[START OF DATA SUPPLIED]
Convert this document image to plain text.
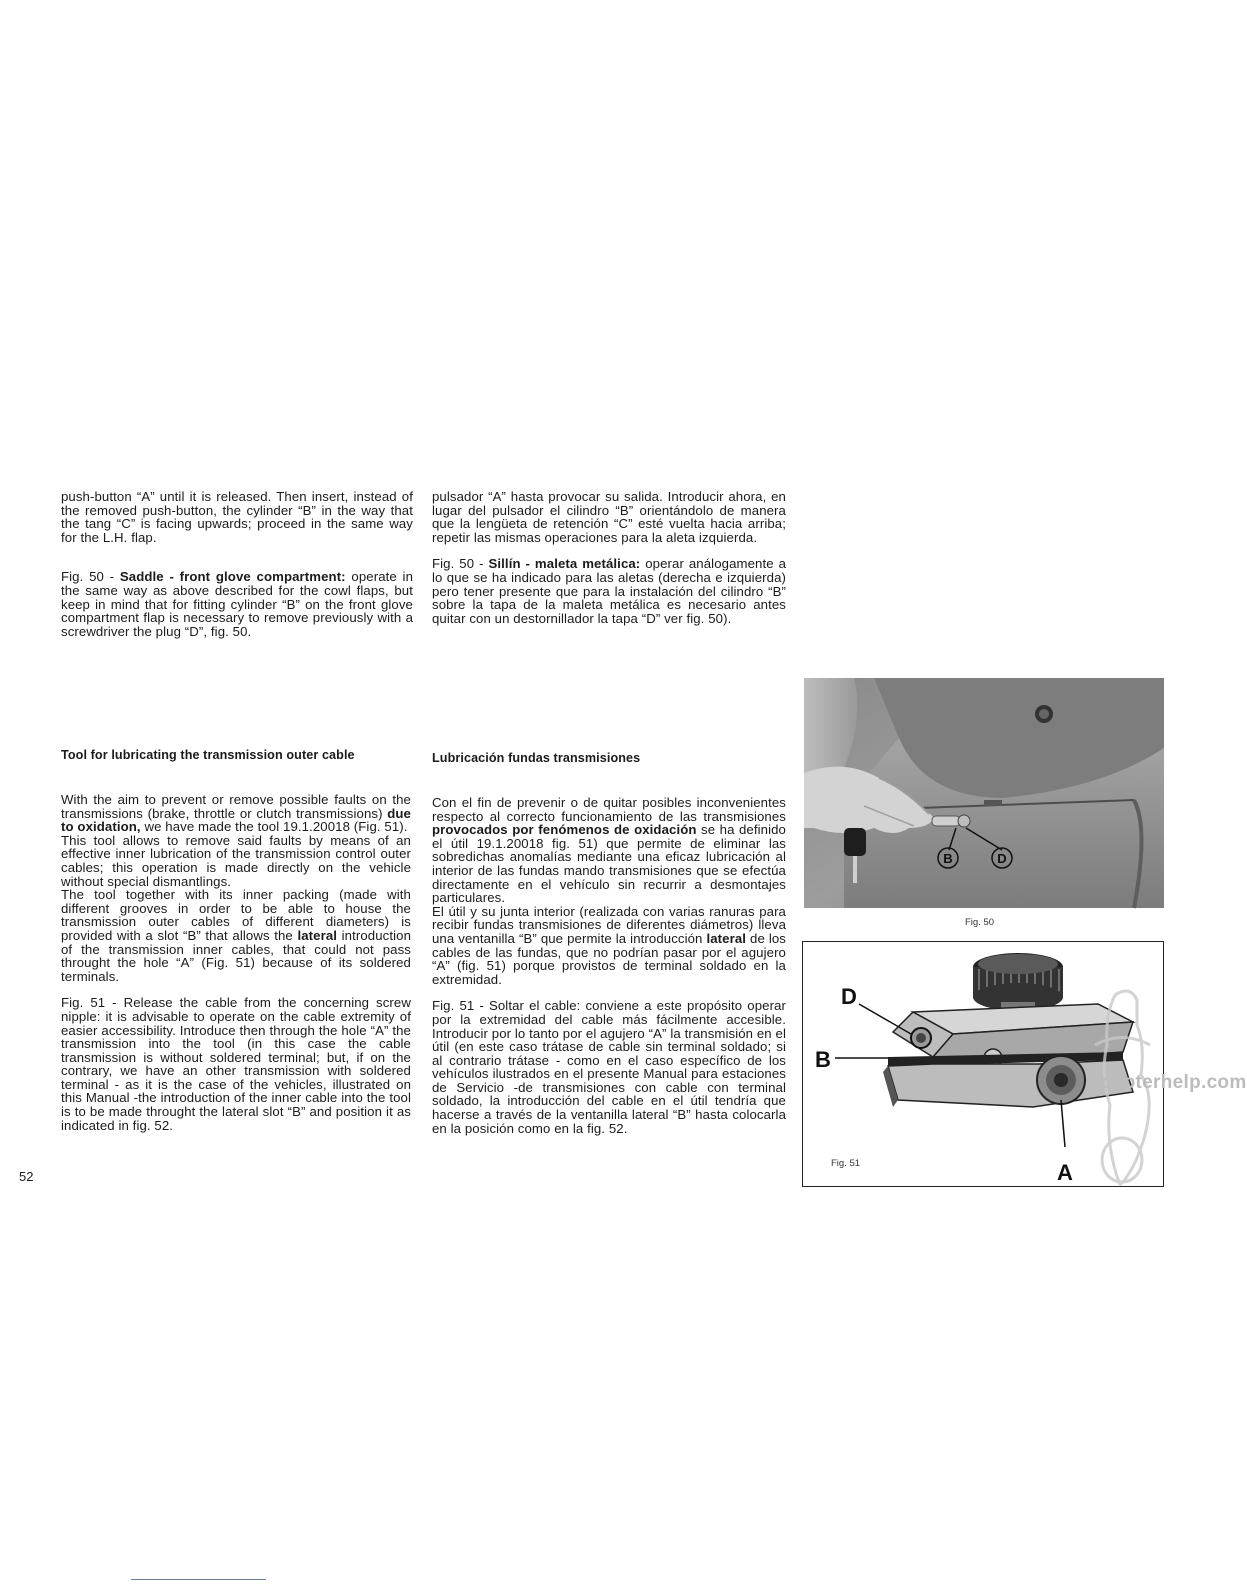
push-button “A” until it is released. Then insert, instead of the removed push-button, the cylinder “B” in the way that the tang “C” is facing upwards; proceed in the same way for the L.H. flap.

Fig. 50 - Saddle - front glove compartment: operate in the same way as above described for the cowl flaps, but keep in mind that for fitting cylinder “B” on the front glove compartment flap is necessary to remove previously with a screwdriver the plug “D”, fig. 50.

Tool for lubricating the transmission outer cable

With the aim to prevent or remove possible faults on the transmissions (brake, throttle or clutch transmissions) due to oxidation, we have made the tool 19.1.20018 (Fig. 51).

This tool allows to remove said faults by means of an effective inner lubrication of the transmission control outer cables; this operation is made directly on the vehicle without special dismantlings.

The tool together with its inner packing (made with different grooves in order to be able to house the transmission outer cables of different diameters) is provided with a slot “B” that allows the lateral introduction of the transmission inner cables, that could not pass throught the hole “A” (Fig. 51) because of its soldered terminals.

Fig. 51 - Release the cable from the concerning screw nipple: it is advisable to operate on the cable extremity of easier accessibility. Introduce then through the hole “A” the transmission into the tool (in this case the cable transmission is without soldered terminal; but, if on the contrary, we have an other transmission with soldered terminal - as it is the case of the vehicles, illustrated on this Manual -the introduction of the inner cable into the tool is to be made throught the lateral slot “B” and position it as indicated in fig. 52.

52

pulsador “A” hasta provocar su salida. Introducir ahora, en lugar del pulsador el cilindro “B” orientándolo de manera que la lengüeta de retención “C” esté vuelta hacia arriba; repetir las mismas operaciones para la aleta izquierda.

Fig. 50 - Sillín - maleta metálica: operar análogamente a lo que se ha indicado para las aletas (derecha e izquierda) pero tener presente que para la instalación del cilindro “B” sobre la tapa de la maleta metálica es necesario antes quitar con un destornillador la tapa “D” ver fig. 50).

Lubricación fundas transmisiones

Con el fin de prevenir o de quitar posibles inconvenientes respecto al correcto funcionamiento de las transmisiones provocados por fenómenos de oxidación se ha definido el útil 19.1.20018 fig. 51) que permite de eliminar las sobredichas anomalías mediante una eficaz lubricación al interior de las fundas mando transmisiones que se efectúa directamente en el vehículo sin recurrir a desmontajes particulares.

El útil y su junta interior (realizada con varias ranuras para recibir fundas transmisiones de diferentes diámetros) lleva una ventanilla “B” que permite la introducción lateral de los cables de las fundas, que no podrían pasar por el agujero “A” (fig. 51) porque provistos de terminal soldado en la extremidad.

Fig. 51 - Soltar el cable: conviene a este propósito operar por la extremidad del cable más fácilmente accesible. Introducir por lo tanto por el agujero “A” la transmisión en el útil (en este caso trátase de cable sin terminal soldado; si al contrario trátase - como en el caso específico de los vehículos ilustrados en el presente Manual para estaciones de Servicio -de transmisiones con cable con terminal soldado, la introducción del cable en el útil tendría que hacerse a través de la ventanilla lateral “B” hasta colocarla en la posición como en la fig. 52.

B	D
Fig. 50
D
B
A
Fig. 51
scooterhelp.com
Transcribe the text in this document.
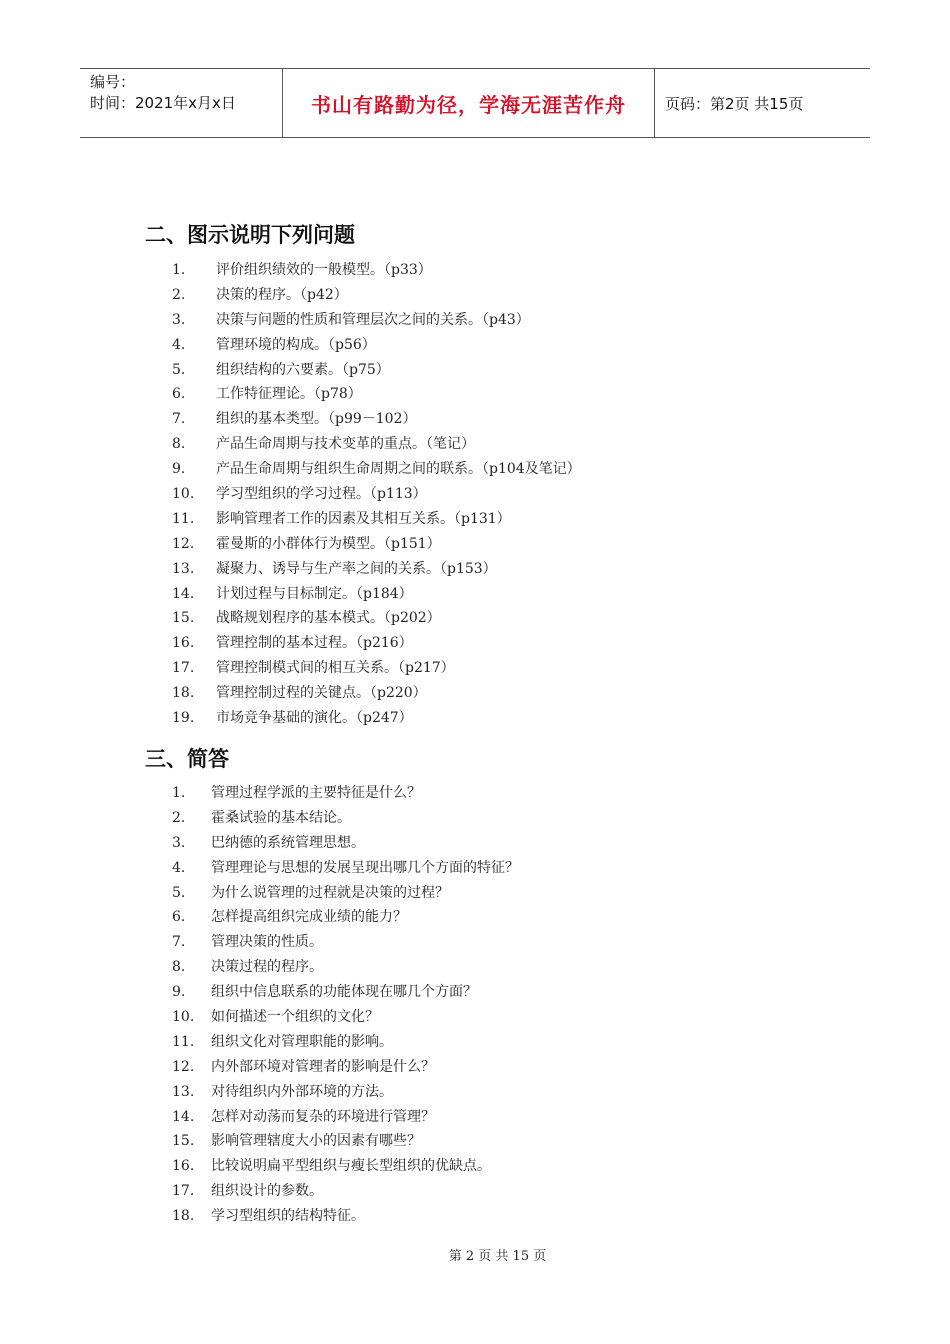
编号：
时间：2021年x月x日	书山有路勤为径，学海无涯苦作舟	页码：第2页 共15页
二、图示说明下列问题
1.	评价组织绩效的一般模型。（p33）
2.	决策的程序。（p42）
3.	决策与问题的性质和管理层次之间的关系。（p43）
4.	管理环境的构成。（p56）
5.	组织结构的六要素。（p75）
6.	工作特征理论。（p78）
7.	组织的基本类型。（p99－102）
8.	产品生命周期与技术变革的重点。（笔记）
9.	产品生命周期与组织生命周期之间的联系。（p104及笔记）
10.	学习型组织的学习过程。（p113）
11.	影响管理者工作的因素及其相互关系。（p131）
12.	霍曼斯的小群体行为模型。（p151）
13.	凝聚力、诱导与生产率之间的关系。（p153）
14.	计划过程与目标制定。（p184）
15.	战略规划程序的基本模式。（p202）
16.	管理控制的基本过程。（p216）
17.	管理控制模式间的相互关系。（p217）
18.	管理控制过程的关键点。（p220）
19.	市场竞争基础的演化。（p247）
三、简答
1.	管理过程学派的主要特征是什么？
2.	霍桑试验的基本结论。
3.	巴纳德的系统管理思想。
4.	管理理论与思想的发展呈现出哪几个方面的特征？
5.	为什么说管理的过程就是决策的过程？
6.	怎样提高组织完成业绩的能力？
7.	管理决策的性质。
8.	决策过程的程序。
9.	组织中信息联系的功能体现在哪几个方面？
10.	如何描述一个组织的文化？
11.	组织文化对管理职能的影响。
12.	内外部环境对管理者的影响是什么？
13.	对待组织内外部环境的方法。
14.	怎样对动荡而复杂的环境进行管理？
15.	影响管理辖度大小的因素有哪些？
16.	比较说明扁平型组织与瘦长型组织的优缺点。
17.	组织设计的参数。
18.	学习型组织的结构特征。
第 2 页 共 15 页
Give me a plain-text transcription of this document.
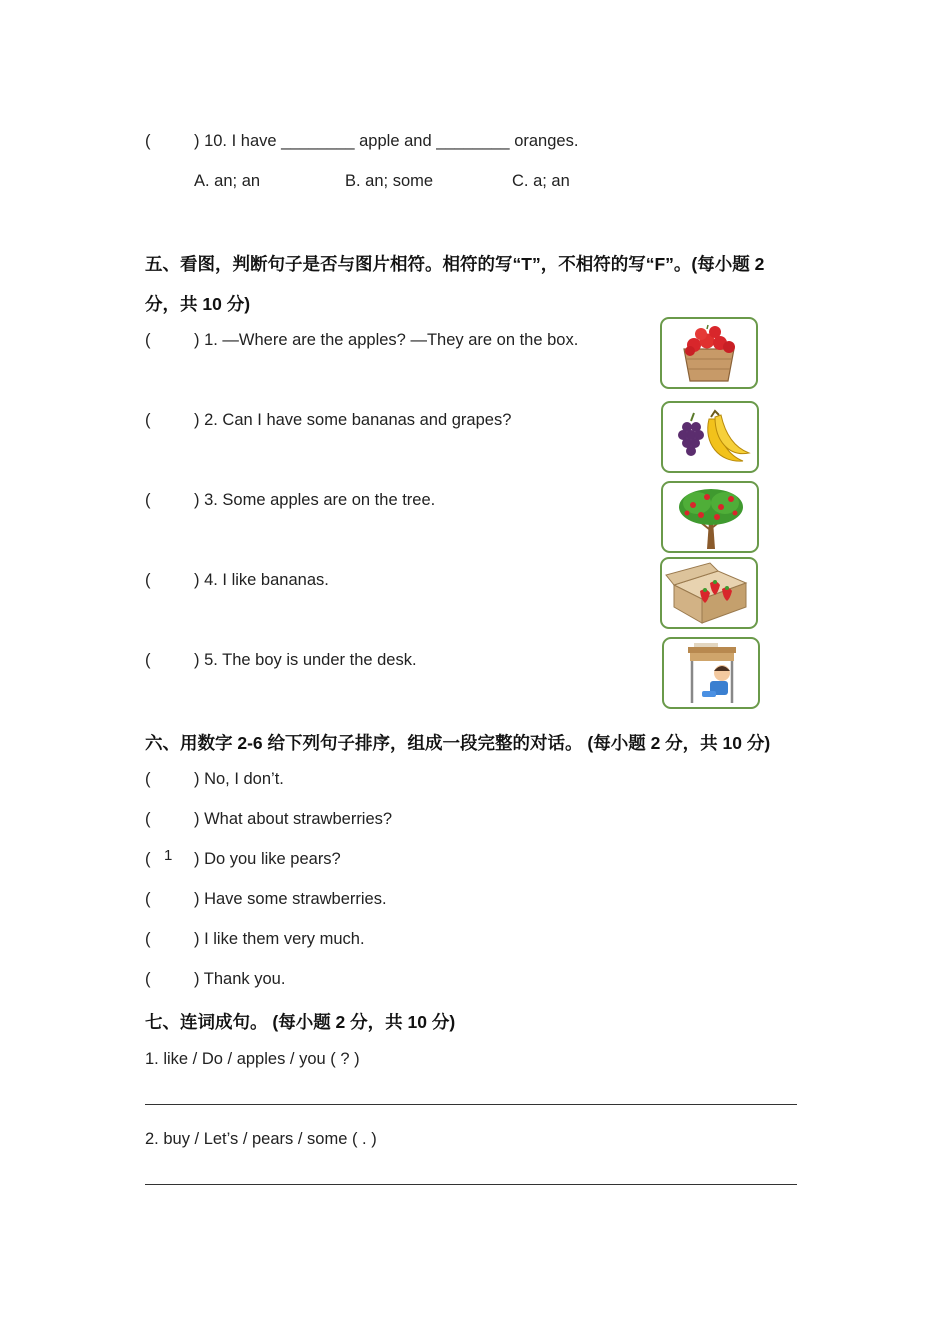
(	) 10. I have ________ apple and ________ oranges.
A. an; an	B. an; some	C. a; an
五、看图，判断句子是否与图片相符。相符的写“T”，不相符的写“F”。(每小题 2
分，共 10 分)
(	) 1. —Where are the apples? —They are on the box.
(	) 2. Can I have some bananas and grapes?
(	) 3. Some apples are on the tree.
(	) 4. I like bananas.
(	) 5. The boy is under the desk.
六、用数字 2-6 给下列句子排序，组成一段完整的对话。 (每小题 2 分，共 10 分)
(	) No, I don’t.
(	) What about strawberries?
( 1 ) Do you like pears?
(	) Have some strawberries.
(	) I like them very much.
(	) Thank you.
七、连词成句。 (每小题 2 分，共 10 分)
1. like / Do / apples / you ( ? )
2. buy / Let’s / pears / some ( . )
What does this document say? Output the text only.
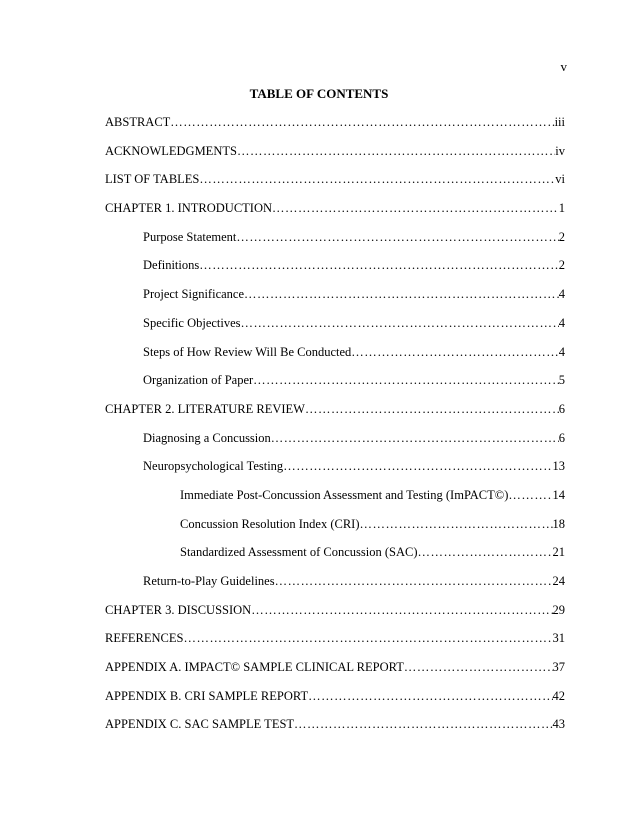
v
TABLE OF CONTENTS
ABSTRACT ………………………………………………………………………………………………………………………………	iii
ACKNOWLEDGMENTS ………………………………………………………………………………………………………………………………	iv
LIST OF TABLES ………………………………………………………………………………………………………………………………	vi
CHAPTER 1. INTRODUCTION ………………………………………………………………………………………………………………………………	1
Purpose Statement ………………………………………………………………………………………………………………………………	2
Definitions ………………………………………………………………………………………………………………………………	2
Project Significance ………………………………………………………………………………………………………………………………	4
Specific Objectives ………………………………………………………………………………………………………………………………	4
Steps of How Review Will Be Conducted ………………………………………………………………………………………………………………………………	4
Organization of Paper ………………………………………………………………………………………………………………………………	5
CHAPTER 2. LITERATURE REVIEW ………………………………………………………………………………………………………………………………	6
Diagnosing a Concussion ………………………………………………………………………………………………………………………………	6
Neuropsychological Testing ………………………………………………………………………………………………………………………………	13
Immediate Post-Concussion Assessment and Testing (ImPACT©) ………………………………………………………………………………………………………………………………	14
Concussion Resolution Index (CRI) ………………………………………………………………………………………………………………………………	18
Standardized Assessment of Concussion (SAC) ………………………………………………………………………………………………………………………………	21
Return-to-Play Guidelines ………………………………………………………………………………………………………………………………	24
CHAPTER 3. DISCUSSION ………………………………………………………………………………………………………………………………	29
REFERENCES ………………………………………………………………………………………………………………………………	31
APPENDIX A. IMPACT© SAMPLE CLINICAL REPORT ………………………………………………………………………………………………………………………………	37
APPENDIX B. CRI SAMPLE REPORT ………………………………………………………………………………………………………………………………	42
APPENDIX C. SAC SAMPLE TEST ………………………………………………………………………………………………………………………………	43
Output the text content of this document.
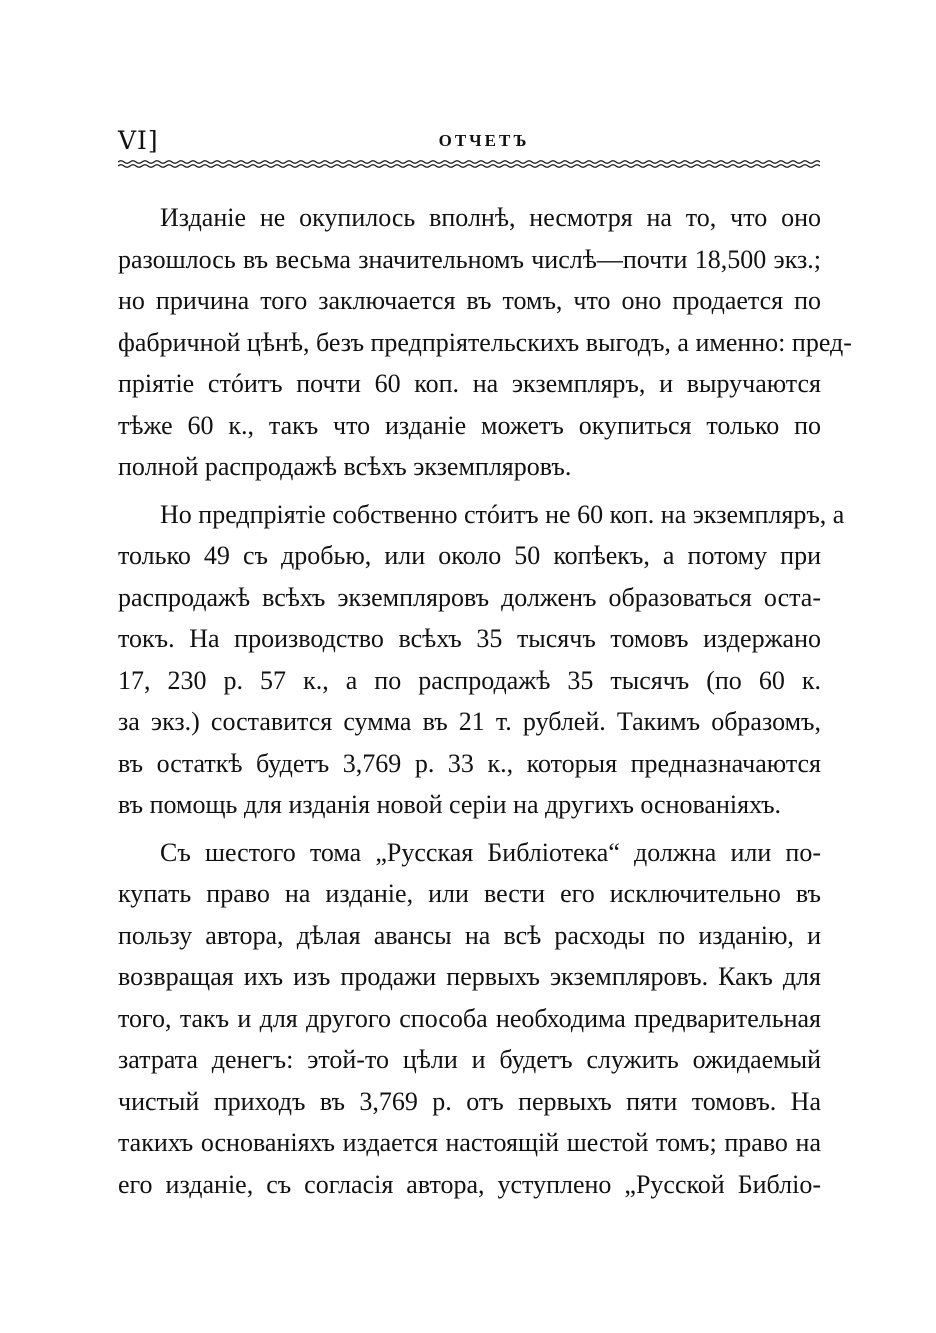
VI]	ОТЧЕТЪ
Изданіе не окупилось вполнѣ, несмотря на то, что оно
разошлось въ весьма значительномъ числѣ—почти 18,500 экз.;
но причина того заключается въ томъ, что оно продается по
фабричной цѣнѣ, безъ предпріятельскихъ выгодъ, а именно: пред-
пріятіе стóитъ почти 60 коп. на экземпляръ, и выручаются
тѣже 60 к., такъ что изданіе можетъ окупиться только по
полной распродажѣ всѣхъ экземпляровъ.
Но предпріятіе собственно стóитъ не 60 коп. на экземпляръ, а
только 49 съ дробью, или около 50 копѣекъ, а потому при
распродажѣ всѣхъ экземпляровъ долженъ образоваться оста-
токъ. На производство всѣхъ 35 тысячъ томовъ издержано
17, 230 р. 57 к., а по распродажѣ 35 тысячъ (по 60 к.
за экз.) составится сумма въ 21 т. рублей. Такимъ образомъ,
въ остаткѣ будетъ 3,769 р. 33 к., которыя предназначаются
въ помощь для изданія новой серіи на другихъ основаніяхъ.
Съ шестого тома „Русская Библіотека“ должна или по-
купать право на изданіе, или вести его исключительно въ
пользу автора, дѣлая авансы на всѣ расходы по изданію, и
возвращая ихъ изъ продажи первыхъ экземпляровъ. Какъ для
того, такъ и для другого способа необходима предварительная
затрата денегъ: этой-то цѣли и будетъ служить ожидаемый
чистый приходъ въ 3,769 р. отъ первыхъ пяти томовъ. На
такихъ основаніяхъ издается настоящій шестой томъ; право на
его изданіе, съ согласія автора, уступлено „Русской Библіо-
[END OF DATA SUPPLIED]
**WHAT YOU HAVE TO DO:**
Gather each line of the records holding the string "hasta".

**SOLVED EXERCISE:**
pulsador “A” hasta provocar su salida. Introducir ahora, en lugar del pulsador el cilindro “B” orientándolo de manera que la lengüeta de retención “C” esté vuelta hacia arriba; repetir las mismas operaciones para la aleta izquierda.
Fig. 51 - Soltar el cable: conviene a este propósito operar por la extremidad del cable más fácilmente accesible. Introducir por lo tanto por el agujero “A” la transmisión en el útil (en este caso trátase de cable sin terminal soldado; si al contrario trátase - como en el caso específico de los vehículos ilustrados en el presente Manual para estaciones de Servicio -de transmisiones con cable con terminal soldado, la introducción del cable en el útil tendría que hacerse a través de la ventanilla lateral “B” hasta colocarla en la posición como en la fig. 52.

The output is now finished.